→ Source excerpt
┄┄┄┄┄┄┄┄┄┄┄┄┄┄┄┄┄┄┄┄

WOW - OK - so the week we would be BUYING is actually $100 cheaper to RENT - than paying maintenance fees each year.

So that even makes it unfeasible to rent it ourselves if we didn't want to use it ourselves in a particular year.

Wow - I thought it was going to be a great deal - but it's looking like we might be better off just renting direct through RCI.

OK - now - how does one rent direct through RCI?


----------



## Ridewithme38 (Jun 4, 2011)

live2vacation said:


> WOW - OK - so the week we would be BUYING is actually $100 cheaper to RENT - than paying maintenance fees each year.
> 
> So that even makes it unfeasible to rent it ourselves if we didn't want to use it ourselves in a particular year.
> 
> ...



Ah, the double edged sword! You have to own a TS to get those deals on rentals, but if you own a TS and are paying MF's just to get those rentals, plus RCI yearly costs...they're not that great of a deal anymore


----------



## live2vacation (Jun 4, 2011)

Yeah - we already own time at 4 resorts through Disney Vacation Club, and can trade through RCI, but I don't know if we can cash rent through RCI.

OK, so let me ask another newbie question - just OWNING at Massanutten doesn't automatically give us access to RCI trades, exchanges and rentals - correct? Do we have to buy an RCI membership or something?

Once again, totally new to the deed week timeshare - so I have a ton of questions about the whole thing works.

So far, point system booking seems a whole lot easier to understand!


----------



## Lisa P (Jun 6, 2011)

live2vacation said:


> Yeah - we already own time at 4 resorts through Disney Vacation Club, and can trade through RCI, but I don't know if we can cash rent through RCI.


DVC owners gain access to RCI via the DVC corporate membership.  Without an individual membership, you don't get member rates on rentals from RCI.  Alternatively, there are some rentals available through other timeshare rental outlets which do not require a membership, for you to rent, such as:

Tug's Marketplace (from owners):  http://tug2.com/timesharemarketplace/
RCI weeks:  http://www.endless-vacation-rentals.com/
II weeks:  http://www.condodirect.com/travel/welcome.home



live2vacation said:


> OK, so let me ask another newbie question - just OWNING at Massanutten doesn't automatically give us access to RCI trades, exchanges and rentals - correct? Do we have to buy an RCI membership or something?

┄┄┄┄┄┄┄┄┄┄┄┄┄┄┄┄┄┄┄┄

→ Dataset excerpt
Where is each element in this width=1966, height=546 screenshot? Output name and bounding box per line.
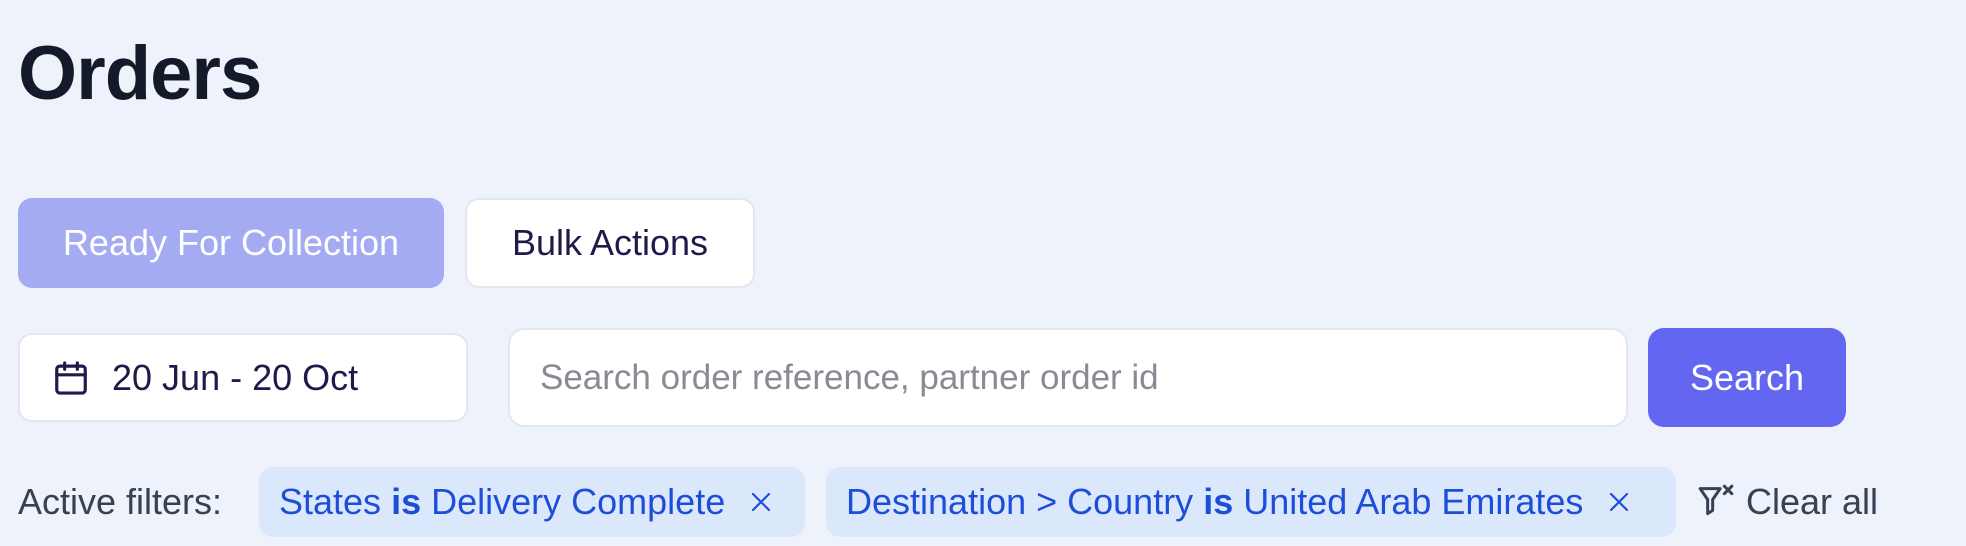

┄┄┄┄┄┄┄┄┄┄┄┄┄┄┄┄┄┄┄┄

→ Requirements
1. Translate this sentence from the timeshare forum thread into Spanish: "DVC owners gain access to RCI via the DVC corporate membership."
2. In the timeshare forum thread, why does live2vacation think they might be better off renting direct through RCI than buying the week? Answer in one to three sentences.
3. Pick up the timeshare forum thread from where it stops.

→ Responses
1. Los propietarios de DVC obtienen acceso a RCI a través de la membresía corporativa de DVC.

2. The week they would be buying is actually $100 cheaper to rent than the maintenance fees they would pay on it each year. That also makes renting it out themselves in a year they didn't use it unfeasible.

3.
Yes.  Some other points ownerships provide for an individual RCI membership out of your annual dues but some do not.  Regular fixed week ownerships do not.

Owning at Massanutten would only possibly make sense if you got the week you wanted to use yourselves nearly every year and you are VERY particular about having a specific unit with a specific view/location and this is what you bought - for a buck.    Anyway, is this your plan... to vacation here most years?  Owning something else through RCI may make sense if it was harder to get on trade.  Renting is preferable when the views don't matter as much and/or you want to travel around to different sites and/or the trade you'd want is not that tough to find on rental.  HTH.


----------



## DavidnJudy (Jun 6, 2011)

*11 Tpu*

To answer the original posters question. A Casa de Campo 1 Bedroom week 40,41 or 42 will get you 11 TPU (I used 2012 to do the calculation).  I used both sides E (Partial) and K (Full). Same result - 11 points (TPU).

As far as the 2nd poster who was asking about Summit Week 25 or 31. Each side will get you 18 TPU. So if you break it apart and deposit it seperately you will get 36 TPU from one unit.  This is true for week 25 or 31. I used unit 159U week 31 / 25 2012 they each came up to 18 same for 159L.


----------



## DavidnJudy (Jun 6, 2011)

*Renting*

You don't have to be an RCI member. You can rent through SKYAUCTION:

http://www.skyauction.com/doSearchAdv.do

Search on massanutten.  You can basically rent a week for 320 dollars on there. For these check in dates (basically exluding summer and holidays):

The Following Check-in Dates are Available for a 7 Night Stay!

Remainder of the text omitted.